### [Task instructions]
Work out how many lines in the entries below include the word "H₂BDC". Give nothing but the number.

### [Exercise data]
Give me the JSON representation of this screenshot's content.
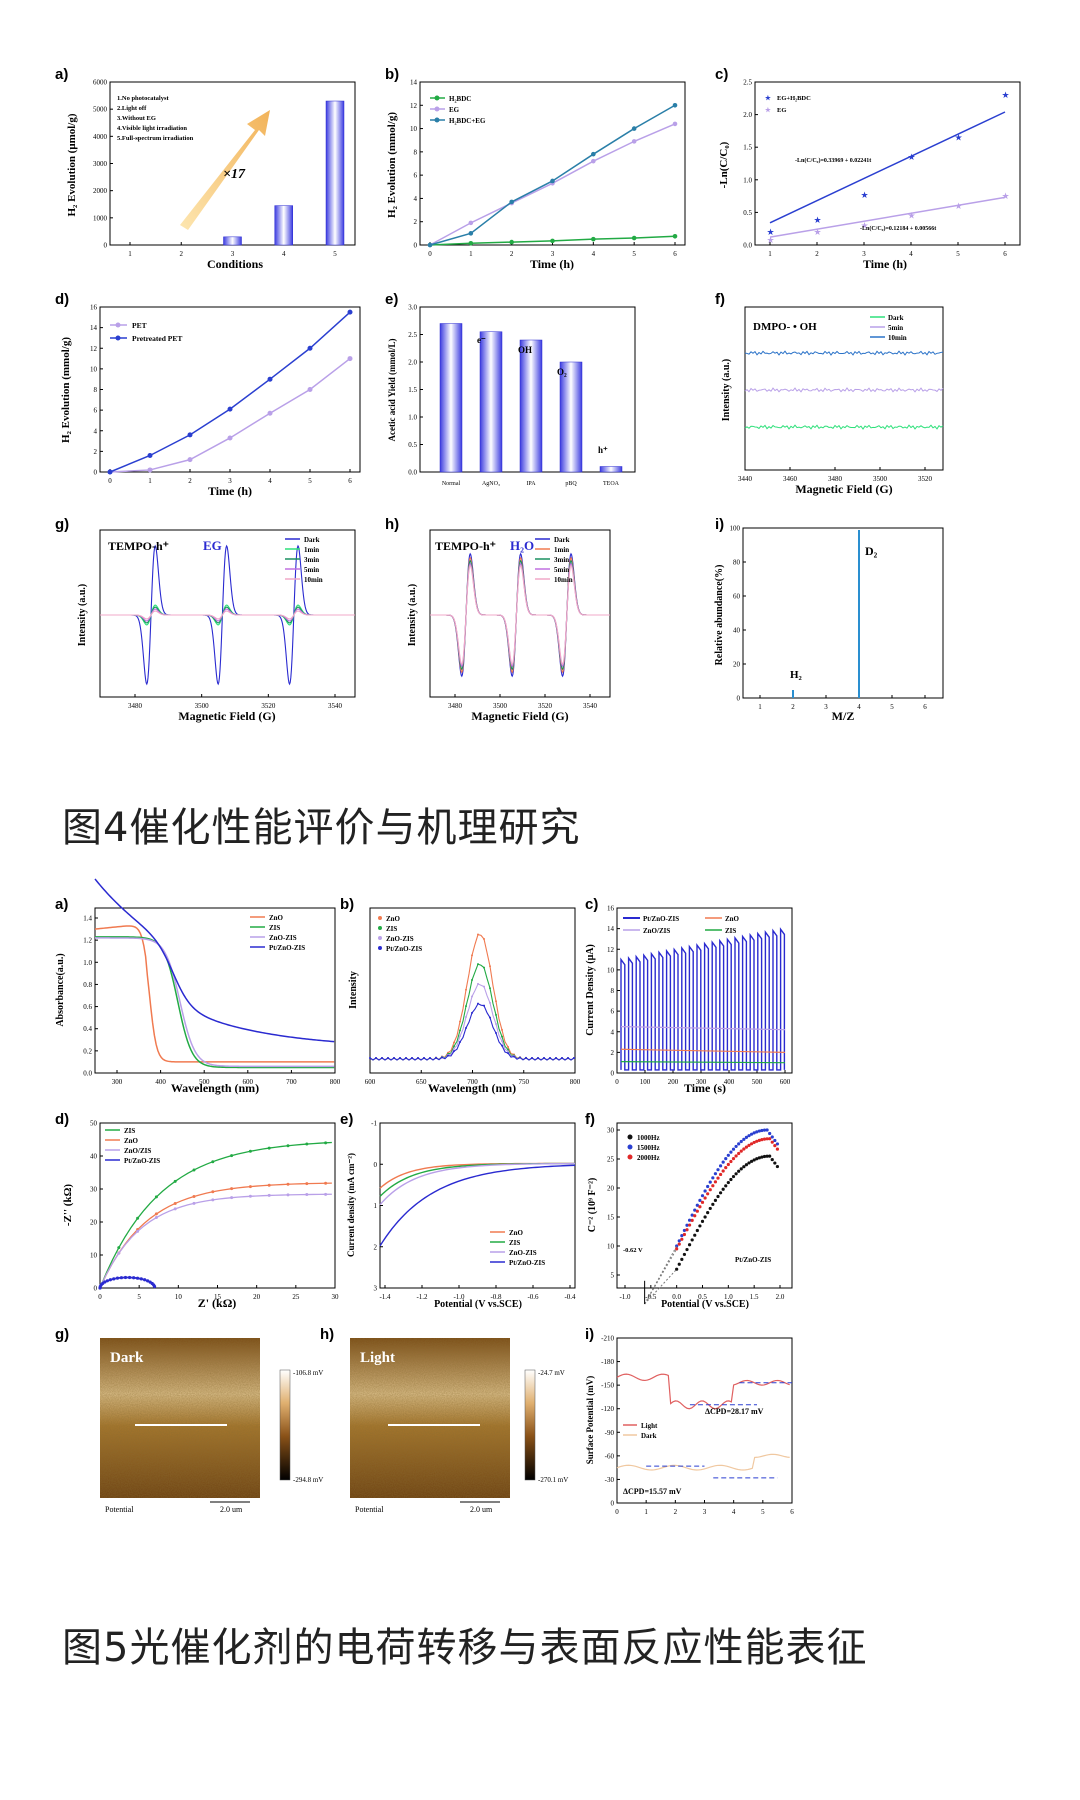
{
  "captions": {
    "fig4": "图4催化性能评价与机理研究",
    "fig5": "图5光催化剂的电荷转移与表面反应性能表征"
  },
  "fig4": {
    "a": {
      "label": "a)",
      "ylabel": "H₂ Evolution (μmol/g)",
      "xlabel": "Conditions",
      "annot": "×17",
      "legend": [
        "1.No photocatalyst",
        "2.Light off",
        "3.Without EG",
        "4.Visible light irradiation",
        "5.Full-spectrum irradiation"
      ],
      "yticks": [
        "0",
        "1000",
        "2000",
        "3000",
        "4000",
        "5000",
        "6000"
      ],
      "xticks": [
        "1",
        "2",
        "3",
        "4",
        "5"
      ]
    },
    "b": {
      "label": "b)",
      "ylabel": "H₂ Evolution (mmol/g)",
      "xlabel": "Time (h)",
      "legend": [
        "H₂BDC",
        "EG",
        "H₂BDC+EG"
      ],
      "yticks": [
        "0",
        "2",
        "4",
        "6",
        "8",
        "10",
        "12",
        "14"
      ],
      "xticks": [
        "0",
        "1",
        "2",
        "3",
        "4",
        "5",
        "6"
      ]
    },
    "c": {
      "label": "c)",
      "ylabel": "-Ln(C/C₀)",
      "xlabel": "Time (h)",
      "legend": [
        "EG+H₂BDC",
        "EG"
      ],
      "eq1": "-Ln(C/C₀)=0.33969 + 0.02241t",
      "eq2": "-Ln(C/C₀)=0.12184 + 0.00566t",
      "yticks": [
        "0.0",
        "0.5",
        "1.0",
        "1.5",
        "2.0",
        "2.5"
      ],
      "xticks": [
        "1",
        "2",
        "3",
        "4",
        "5",
        "6"
      ]
    },
    "d": {
      "label": "d)",
      "ylabel": "H₂ Evolution (mmol/g)",
      "xlabel": "Time (h)",
      "legend": [
        "PET",
        "Pretreated PET"
      ],
      "yticks": [
        "0",
        "2",
        "4",
        "6",
        "8",
        "10",
        "12",
        "14",
        "16"
      ],
      "xticks": [
        "0",
        "1",
        "2",
        "3",
        "4",
        "5",
        "6"
      ]
    },
    "e": {
      "label": "e)",
      "ylabel": "Acetic acid Yield (mmol/L)",
      "categories": [
        "Normal",
        "AgNO₃",
        "IPA",
        "pBQ",
        "TEOA"
      ],
      "annots": [
        "e⁻",
        "OH",
        "O₂",
        "h⁺"
      ],
      "yticks": [
        "0.0",
        "0.5",
        "1.0",
        "1.5",
        "2.0",
        "2.5",
        "3.0"
      ]
    },
    "f": {
      "label": "f)",
      "title": "DMPO- • OH",
      "ylabel": "Intensity (a.u.)",
      "xlabel": "Magnetic Field (G)",
      "legend": [
        "Dark",
        "5min",
        "10min"
      ],
      "xticks": [
        "3440",
        "3460",
        "3480",
        "3500",
        "3520"
      ]
    },
    "g": {
      "label": "g)",
      "title": "TEMPO-h⁺",
      "title2": "EG",
      "ylabel": "Intensity (a.u.)",
      "xlabel": "Magnetic Field (G)",
      "legend": [
        "Dark",
        "1min",
        "3min",
        "5min",
        "10min"
      ],
      "xticks": [
        "3480",
        "3500",
        "3520",
        "3540"
      ]
    },
    "h": {
      "label": "h)",
      "title": "TEMPO-h⁺",
      "title2": "H₂O",
      "ylabel": "Intensity (a.u.)",
      "xlabel": "Magnetic Field (G)",
      "legend": [
        "Dark",
        "1min",
        "3min",
        "5min",
        "10min"
      ],
      "xticks": [
        "3480",
        "3500",
        "3520",
        "3540"
      ]
    },
    "i": {
      "label": "i)",
      "ylabel": "Relative abundance(%)",
      "xlabel": "M/Z",
      "annots": [
        "H₂",
        "D₂"
      ],
      "yticks": [
        "0",
        "20",
        "40",
        "60",
        "80",
        "100"
      ],
      "xticks": [
        "1",
        "2",
        "3",
        "4",
        "5",
        "6"
      ]
    }
  },
  "fig5": {
    "a": {
      "label": "a)",
      "ylabel": "Absorbance(a.u.)",
      "xlabel": "Wavelength (nm)",
      "legend": [
        "ZnO",
        "ZIS",
        "ZnO-ZIS",
        "Pt/ZnO-ZIS"
      ],
      "yticks": [
        "0.0",
        "0.2",
        "0.4",
        "0.6",
        "0.8",
        "1.0",
        "1.2",
        "1.4"
      ],
      "xticks": [
        "300",
        "400",
        "500",
        "600",
        "700",
        "800"
      ]
    },
    "b": {
      "label": "b)",
      "ylabel": "Intensity",
      "xlabel": "Wavelength (nm)",
      "legend": [
        "ZnO",
        "ZIS",
        "ZnO-ZIS",
        "Pt/ZnO-ZIS"
      ],
      "xticks": [
        "600",
        "650",
        "700",
        "750",
        "800"
      ]
    },
    "c": {
      "label": "c)",
      "ylabel": "Current Density (μA)",
      "xlabel": "Time (s)",
      "legend": [
        "Pt/ZnO-ZIS",
        "ZnO",
        "ZnO/ZIS",
        "ZIS"
      ],
      "yticks": [
        "0",
        "2",
        "4",
        "6",
        "8",
        "10",
        "12",
        "14",
        "16"
      ],
      "xticks": [
        "0",
        "100",
        "200",
        "300",
        "400",
        "500",
        "600"
      ]
    },
    "d": {
      "label": "d)",
      "ylabel": "-Z'' (kΩ)",
      "xlabel": "Z' (kΩ)",
      "legend": [
        "ZIS",
        "ZnO",
        "ZnO/ZIS",
        "Pt/ZnO-ZIS"
      ],
      "yticks": [
        "0",
        "10",
        "20",
        "30",
        "40",
        "50"
      ],
      "xticks": [
        "0",
        "5",
        "10",
        "15",
        "20",
        "25",
        "30"
      ]
    },
    "e": {
      "label": "e)",
      "ylabel": "Current density (mA cm⁻²)",
      "xlabel": "Potential (V vs.SCE)",
      "legend": [
        "ZnO",
        "ZIS",
        "ZnO-ZIS",
        "Pt/ZnO-ZIS"
      ],
      "yticks": [
        "-1",
        "0",
        "1",
        "2",
        "3"
      ],
      "xticks": [
        "-1.4",
        "-1.2",
        "-1.0",
        "-0.8",
        "-0.6",
        "-0.4"
      ]
    },
    "f": {
      "label": "f)",
      "ylabel": "C⁻² (10⁹ F⁻²)",
      "xlabel": "Potential (V vs.SCE)",
      "legend": [
        "1000Hz",
        "1500Hz",
        "2000Hz"
      ],
      "annot": "-0.62 V",
      "sample": "Pt/ZnO-ZIS",
      "yticks": [
        "5",
        "10",
        "15",
        "20",
        "25",
        "30"
      ],
      "xticks": [
        "-1.0",
        "-0.5",
        "0.0",
        "0.5",
        "1.0",
        "1.5",
        "2.0"
      ]
    },
    "g": {
      "label": "g)",
      "title": "Dark",
      "scale_top": "-106.8 mV",
      "scale_bottom": "-294.8 mV",
      "footer_left": "Potential",
      "footer_right": "2.0 um"
    },
    "h": {
      "label": "h)",
      "title": "Light",
      "scale_top": "-24.7 mV",
      "scale_bottom": "-270.1 mV",
      "footer_left": "Potential",
      "footer_right": "2.0 um"
    },
    "i": {
      "label": "i)",
      "ylabel": "Surface Potential (mV)",
      "legend": [
        "Light",
        "Dark"
      ],
      "annot1": "ΔCPD=28.17 mV",
      "annot2": "ΔCPD=15.57 mV",
      "yticks": [
        "0",
        "-30",
        "-60",
        "-90",
        "-120",
        "-150",
        "-180",
        "-210"
      ],
      "xticks": [
        "0",
        "1",
        "2",
        "3",
        "4",
        "5",
        "6"
      ]
    }
  },
  "chart_data": [
    {
      "panel": "fig4-a",
      "type": "bar",
      "xlabel": "Conditions",
      "ylabel": "H₂ Evolution (μmol/g)",
      "categories": [
        "1",
        "2",
        "3",
        "4",
        "5"
      ],
      "values": [
        0,
        0,
        300,
        1450,
        5300
      ],
      "ylim": [
        0,
        6000
      ]
    },
    {
      "panel": "fig4-b",
      "type": "line",
      "xlabel": "Time (h)",
      "ylabel": "H₂ Evolution (mmol/g)",
      "x": [
        0,
        1,
        2,
        3,
        4,
        5,
        6
      ],
      "ylim": [
        0,
        14
      ],
      "series": [
        {
          "name": "H₂BDC",
          "color": "#22aa44",
          "values": [
            0,
            0.15,
            0.25,
            0.35,
            0.5,
            0.6,
            0.75
          ]
        },
        {
          "name": "EG",
          "color": "#b9a0e8",
          "values": [
            0,
            1.9,
            3.6,
            5.3,
            7.2,
            8.9,
            10.4
          ]
        },
        {
          "name": "H₂BDC+EG",
          "color": "#2a7fa8",
          "values": [
            0,
            1.0,
            3.7,
            5.5,
            7.8,
            10.0,
            12.0
          ]
        }
      ]
    },
    {
      "panel": "fig4-c",
      "type": "scatter",
      "xlabel": "Time (h)",
      "ylabel": "-Ln(C/C₀)",
      "x": [
        1,
        2,
        3,
        4,
        5,
        6
      ],
      "ylim": [
        0,
        2.5
      ],
      "series": [
        {
          "name": "EG+H₂BDC",
          "color": "#2a3fd0",
          "values": [
            0.2,
            0.38,
            0.77,
            1.35,
            1.65,
            2.3
          ]
        },
        {
          "name": "EG",
          "color": "#b9a0e8",
          "values": [
            0.08,
            0.2,
            0.3,
            0.45,
            0.6,
            0.75
          ]
        }
      ]
    },
    {
      "panel": "fig4-d",
      "type": "line",
      "xlabel": "Time (h)",
      "ylabel": "H₂ Evolution (mmol/g)",
      "x": [
        0,
        1,
        2,
        3,
        4,
        5,
        6
      ],
      "ylim": [
        0,
        16
      ],
      "series": [
        {
          "name": "PET",
          "color": "#b9a0e8",
          "values": [
            0,
            0.2,
            1.2,
            3.3,
            5.7,
            8.0,
            11.0
          ]
        },
        {
          "name": "Pretreated PET",
          "color": "#2a3fd0",
          "values": [
            0,
            1.6,
            3.6,
            6.1,
            9.0,
            12.0,
            15.5
          ]
        }
      ]
    },
    {
      "panel": "fig4-e",
      "type": "bar",
      "ylabel": "Acetic acid Yield (mmol/L)",
      "categories": [
        "Normal",
        "AgNO₃",
        "IPA",
        "pBQ",
        "TEOA"
      ],
      "values": [
        2.7,
        2.55,
        2.4,
        2.0,
        0.1
      ],
      "ylim": [
        0,
        3.0
      ]
    },
    {
      "panel": "fig5-a",
      "type": "line",
      "xlabel": "Wavelength (nm)",
      "ylabel": "Absorbance(a.u.)",
      "ylim": [
        0,
        1.4
      ],
      "xlim": [
        250,
        800
      ],
      "series": [
        {
          "name": "ZnO",
          "color": "#f07a50"
        },
        {
          "name": "ZIS",
          "color": "#22aa44"
        },
        {
          "name": "ZnO-ZIS",
          "color": "#b9a0e8"
        },
        {
          "name": "Pt/ZnO-ZIS",
          "color": "#2a2ad0"
        }
      ]
    },
    {
      "panel": "fig5-d",
      "type": "scatter",
      "xlabel": "Z' (kΩ)",
      "ylabel": "-Z'' (kΩ)",
      "xlim": [
        0,
        30
      ],
      "ylim": [
        0,
        50
      ],
      "series": [
        {
          "name": "ZIS",
          "color": "#22aa44"
        },
        {
          "name": "ZnO",
          "color": "#f07a50"
        },
        {
          "name": "ZnO/ZIS",
          "color": "#b9a0e8"
        },
        {
          "name": "Pt/ZnO-ZIS",
          "color": "#2a2ad0"
        }
      ]
    }
  ]
}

### [Solution for this exercise]
6